● **TASK DESCRIPTION**: Keep only the lines of the listing that include the word "xlabel", and copy them.

[Stored items from a collection]
....

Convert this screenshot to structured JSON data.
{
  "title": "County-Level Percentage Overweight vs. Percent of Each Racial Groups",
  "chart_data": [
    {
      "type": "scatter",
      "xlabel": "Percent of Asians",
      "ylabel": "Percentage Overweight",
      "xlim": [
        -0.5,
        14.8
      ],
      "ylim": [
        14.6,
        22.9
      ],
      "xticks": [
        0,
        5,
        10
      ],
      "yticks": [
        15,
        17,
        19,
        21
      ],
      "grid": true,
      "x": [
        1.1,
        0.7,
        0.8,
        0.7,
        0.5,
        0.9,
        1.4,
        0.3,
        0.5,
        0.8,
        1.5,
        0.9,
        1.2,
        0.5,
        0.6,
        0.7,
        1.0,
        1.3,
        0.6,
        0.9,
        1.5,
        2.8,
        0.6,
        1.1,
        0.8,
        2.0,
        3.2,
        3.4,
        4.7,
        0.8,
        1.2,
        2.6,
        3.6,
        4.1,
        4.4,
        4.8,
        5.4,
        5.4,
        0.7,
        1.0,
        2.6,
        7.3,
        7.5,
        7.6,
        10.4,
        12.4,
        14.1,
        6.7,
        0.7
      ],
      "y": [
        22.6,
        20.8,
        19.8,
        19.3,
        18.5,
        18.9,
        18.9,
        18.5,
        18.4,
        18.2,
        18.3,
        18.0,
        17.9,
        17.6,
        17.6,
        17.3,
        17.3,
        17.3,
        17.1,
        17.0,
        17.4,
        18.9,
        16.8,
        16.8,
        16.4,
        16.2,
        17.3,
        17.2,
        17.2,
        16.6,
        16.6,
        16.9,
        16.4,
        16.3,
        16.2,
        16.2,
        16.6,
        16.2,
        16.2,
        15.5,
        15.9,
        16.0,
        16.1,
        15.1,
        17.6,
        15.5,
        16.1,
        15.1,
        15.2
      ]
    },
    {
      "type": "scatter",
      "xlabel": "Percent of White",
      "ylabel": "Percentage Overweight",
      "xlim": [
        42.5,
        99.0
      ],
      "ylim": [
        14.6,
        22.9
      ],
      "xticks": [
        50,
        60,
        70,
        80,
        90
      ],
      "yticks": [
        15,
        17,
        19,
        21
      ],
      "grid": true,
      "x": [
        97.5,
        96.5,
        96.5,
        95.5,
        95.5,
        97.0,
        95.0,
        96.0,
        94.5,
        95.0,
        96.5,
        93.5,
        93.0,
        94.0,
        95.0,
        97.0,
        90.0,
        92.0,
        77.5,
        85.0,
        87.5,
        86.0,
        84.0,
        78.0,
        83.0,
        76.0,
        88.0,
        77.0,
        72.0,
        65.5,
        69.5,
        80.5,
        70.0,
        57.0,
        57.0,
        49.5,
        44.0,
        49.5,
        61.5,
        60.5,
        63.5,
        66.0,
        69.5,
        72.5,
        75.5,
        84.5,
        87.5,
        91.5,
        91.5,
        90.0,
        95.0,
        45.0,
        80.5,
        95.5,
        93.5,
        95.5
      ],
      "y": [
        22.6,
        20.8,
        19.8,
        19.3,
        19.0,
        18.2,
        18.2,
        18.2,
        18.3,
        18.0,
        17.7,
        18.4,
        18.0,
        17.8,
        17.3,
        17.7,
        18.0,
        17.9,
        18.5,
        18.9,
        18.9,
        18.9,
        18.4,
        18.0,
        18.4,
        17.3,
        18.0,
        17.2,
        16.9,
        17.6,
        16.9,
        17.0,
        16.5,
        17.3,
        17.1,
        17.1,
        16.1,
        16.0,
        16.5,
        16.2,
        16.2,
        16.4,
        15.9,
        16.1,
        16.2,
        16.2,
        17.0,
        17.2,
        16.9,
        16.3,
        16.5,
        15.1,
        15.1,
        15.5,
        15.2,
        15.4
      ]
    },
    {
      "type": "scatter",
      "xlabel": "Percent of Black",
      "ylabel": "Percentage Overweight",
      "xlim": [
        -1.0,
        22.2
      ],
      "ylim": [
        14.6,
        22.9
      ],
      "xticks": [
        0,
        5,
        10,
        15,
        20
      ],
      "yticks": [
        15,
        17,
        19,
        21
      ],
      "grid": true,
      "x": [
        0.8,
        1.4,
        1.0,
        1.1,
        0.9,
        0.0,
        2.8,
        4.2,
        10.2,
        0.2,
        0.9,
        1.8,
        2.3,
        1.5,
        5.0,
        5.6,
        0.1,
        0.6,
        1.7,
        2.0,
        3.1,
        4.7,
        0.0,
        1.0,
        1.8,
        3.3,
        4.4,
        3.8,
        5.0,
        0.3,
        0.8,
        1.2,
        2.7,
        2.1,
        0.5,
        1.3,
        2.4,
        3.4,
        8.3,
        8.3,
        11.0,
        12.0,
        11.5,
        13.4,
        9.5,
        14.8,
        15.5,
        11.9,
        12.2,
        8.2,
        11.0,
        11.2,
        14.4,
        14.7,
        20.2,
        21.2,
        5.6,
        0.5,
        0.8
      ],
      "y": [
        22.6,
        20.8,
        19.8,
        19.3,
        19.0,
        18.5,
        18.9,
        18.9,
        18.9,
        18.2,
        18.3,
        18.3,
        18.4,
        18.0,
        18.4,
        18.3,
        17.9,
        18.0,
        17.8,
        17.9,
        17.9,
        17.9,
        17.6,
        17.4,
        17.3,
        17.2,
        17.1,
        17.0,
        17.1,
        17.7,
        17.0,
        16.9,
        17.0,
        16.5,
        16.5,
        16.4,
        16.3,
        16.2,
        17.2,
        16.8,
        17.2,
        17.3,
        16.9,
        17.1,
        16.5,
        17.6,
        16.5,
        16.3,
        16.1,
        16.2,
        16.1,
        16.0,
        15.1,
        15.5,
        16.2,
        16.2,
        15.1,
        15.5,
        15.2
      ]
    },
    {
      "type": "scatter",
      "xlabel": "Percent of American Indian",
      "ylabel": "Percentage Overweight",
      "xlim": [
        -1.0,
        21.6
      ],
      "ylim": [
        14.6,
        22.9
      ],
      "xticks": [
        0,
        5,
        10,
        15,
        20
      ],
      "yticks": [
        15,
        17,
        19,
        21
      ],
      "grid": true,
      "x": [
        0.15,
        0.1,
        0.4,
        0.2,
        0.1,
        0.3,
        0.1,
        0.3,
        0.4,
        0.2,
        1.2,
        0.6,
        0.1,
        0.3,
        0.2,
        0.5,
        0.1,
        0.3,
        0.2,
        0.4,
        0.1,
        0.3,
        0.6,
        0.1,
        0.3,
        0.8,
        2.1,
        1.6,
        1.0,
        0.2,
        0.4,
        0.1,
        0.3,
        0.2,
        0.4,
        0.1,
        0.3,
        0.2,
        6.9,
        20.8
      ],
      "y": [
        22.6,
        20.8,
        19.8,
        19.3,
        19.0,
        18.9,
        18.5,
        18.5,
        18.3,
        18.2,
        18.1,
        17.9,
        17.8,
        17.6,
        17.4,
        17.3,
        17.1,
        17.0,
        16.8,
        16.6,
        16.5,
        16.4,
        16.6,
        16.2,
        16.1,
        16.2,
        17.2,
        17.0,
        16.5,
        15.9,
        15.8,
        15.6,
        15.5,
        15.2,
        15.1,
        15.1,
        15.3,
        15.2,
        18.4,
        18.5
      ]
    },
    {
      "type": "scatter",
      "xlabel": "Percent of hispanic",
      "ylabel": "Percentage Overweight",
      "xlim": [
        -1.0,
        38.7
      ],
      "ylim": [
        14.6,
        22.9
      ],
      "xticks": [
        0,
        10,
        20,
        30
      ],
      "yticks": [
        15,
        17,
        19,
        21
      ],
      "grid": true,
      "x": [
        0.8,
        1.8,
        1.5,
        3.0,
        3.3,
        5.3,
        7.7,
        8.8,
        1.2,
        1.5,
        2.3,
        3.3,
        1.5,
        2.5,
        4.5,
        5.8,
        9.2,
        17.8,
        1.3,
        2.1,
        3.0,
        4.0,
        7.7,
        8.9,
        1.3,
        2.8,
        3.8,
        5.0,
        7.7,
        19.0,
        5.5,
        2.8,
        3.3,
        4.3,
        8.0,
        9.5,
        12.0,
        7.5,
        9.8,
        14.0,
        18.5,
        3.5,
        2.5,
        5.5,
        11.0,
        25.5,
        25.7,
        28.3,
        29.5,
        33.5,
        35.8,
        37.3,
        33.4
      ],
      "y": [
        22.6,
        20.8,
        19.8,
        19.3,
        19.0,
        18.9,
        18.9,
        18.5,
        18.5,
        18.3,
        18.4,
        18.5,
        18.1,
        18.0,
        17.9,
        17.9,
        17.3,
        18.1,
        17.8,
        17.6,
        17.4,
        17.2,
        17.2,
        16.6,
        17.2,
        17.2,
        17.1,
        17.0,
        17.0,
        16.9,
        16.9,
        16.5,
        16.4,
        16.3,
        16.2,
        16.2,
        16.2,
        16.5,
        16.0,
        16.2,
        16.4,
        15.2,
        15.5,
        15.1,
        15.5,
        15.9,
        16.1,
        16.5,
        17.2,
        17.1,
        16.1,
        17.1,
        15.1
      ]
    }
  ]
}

....

● **RESPONSE TO THIS TASK**:
      "xlabel": "Percent of Asians",
      "xlabel": "Percent of White",
      "xlabel": "Percent of Black",
      "xlabel": "Percent of American Indian",
      "xlabel": "Percent of hispanic",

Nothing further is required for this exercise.